**WHAT YOU HAVE TO DO**
Compile every line that includes the word "text".

**RECORD EXCERPTS**
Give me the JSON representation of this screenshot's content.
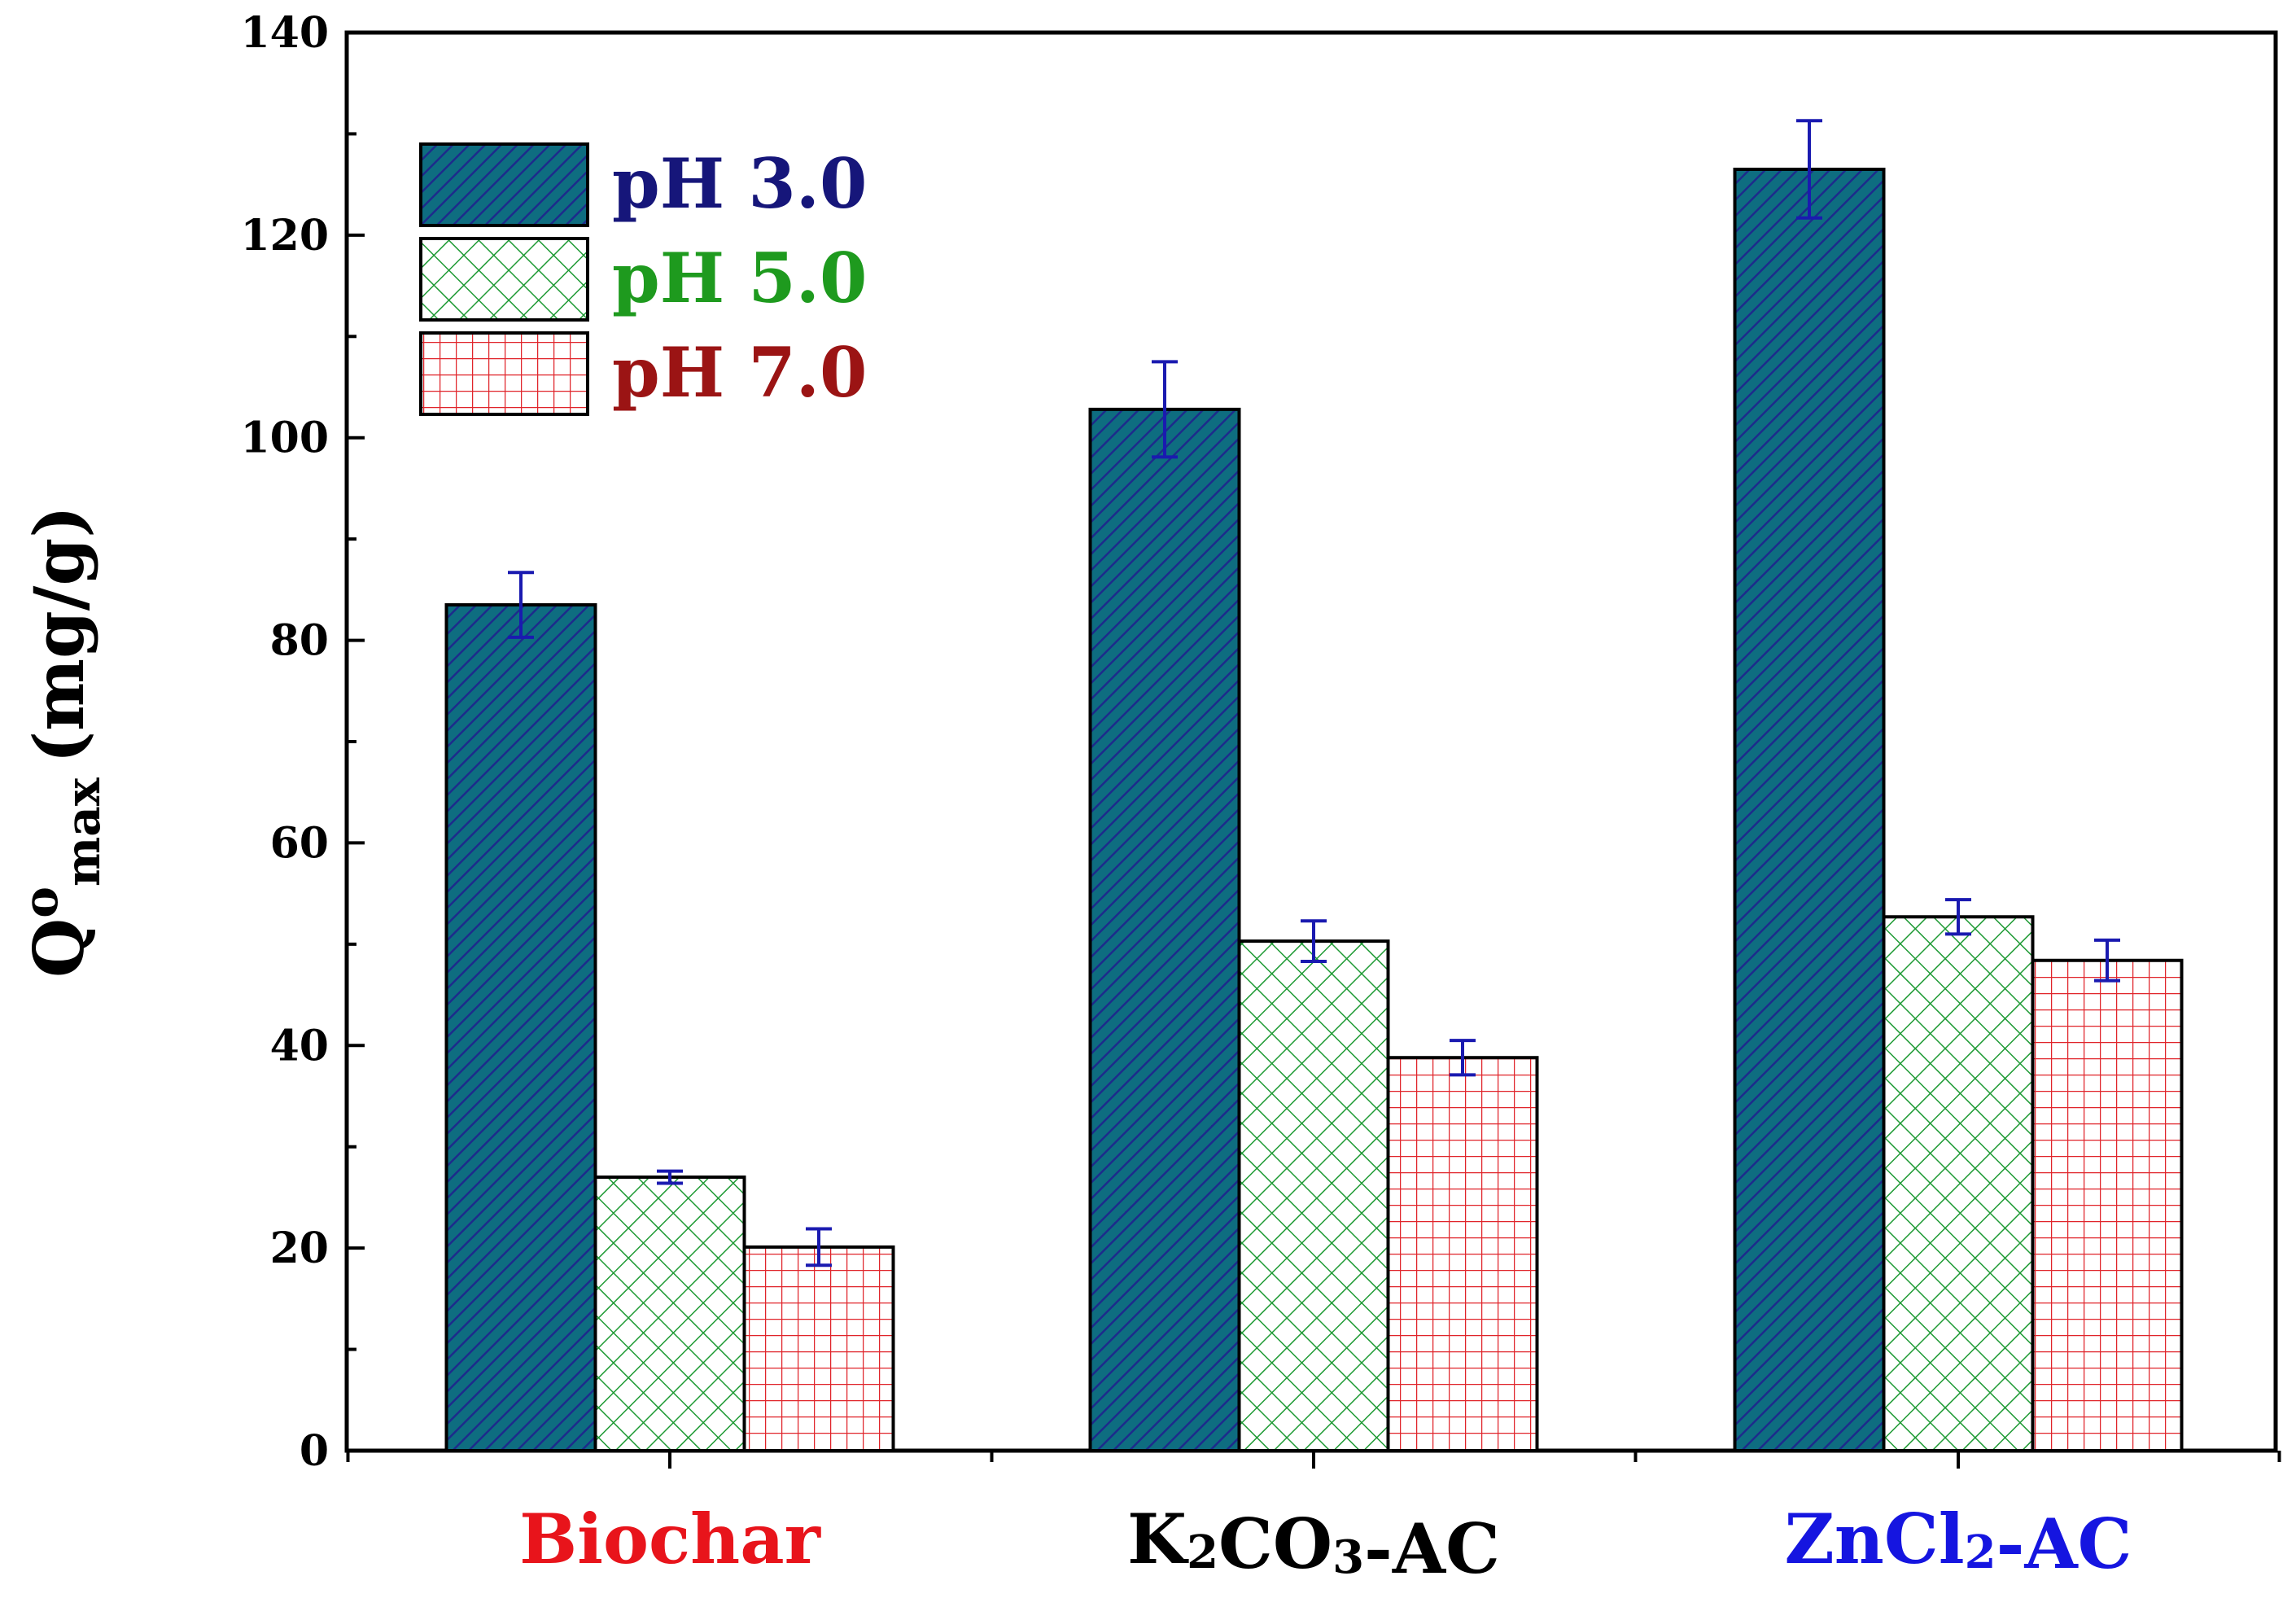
{
  "chart_data": {
    "type": "bar",
    "title": "",
    "xlabel": "",
    "ylabel": {
      "main": "Q",
      "superscript": "o",
      "subscript": "max",
      "unit": "(mg/g)"
    },
    "ylim": [
      0,
      140
    ],
    "y_ticks": [
      0,
      20,
      40,
      60,
      80,
      100,
      120,
      140
    ],
    "y_tick_labels": [
      "0",
      "20",
      "40",
      "60",
      "80",
      "100",
      "120",
      "140"
    ],
    "categories": [
      {
        "parts": [
          {
            "text": "Biochar"
          }
        ],
        "color": "#e8141b"
      },
      {
        "parts": [
          {
            "text": "K"
          },
          {
            "text": "2",
            "sub": true
          },
          {
            "text": "CO"
          },
          {
            "text": "3",
            "sub": true
          },
          {
            "text": "-AC"
          }
        ],
        "color": "#000000"
      },
      {
        "parts": [
          {
            "text": "ZnCl"
          },
          {
            "text": "2",
            "sub": true
          },
          {
            "text": "-AC"
          }
        ],
        "color": "#1515e0"
      }
    ],
    "series": [
      {
        "name": "pH 3.0",
        "values": [
          83.5,
          102.8,
          126.5
        ],
        "errors": [
          3.2,
          4.7,
          4.8
        ],
        "pattern": "diagonal",
        "fill": "#0e6d80",
        "line": "#1d2b8c",
        "label_color": "#16167a"
      },
      {
        "name": "pH 5.0",
        "values": [
          27.0,
          50.3,
          52.7
        ],
        "errors": [
          0.6,
          2.0,
          1.7
        ],
        "pattern": "crosshatch",
        "fill": "#ffffff",
        "line": "#1e9a34",
        "label_color": "#1e9a1e"
      },
      {
        "name": "pH 7.0",
        "values": [
          20.1,
          38.8,
          48.4
        ],
        "errors": [
          1.8,
          1.7,
          2.0
        ],
        "pattern": "grid",
        "fill": "#ffffff",
        "line": "#e0242a",
        "label_color": "#9b1414"
      }
    ],
    "error_bar_color": "#1a1ab0",
    "legend_position": "top-left",
    "grid": false
  }
}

**RESPONSE TO THIS EXERCISE**
            "text": "Biochar"
            "text": "K"
            "text": "2",
            "text": "CO"
            "text": "3",
            "text": "-AC"
            "text": "ZnCl"
            "text": "2",
            "text": "-AC"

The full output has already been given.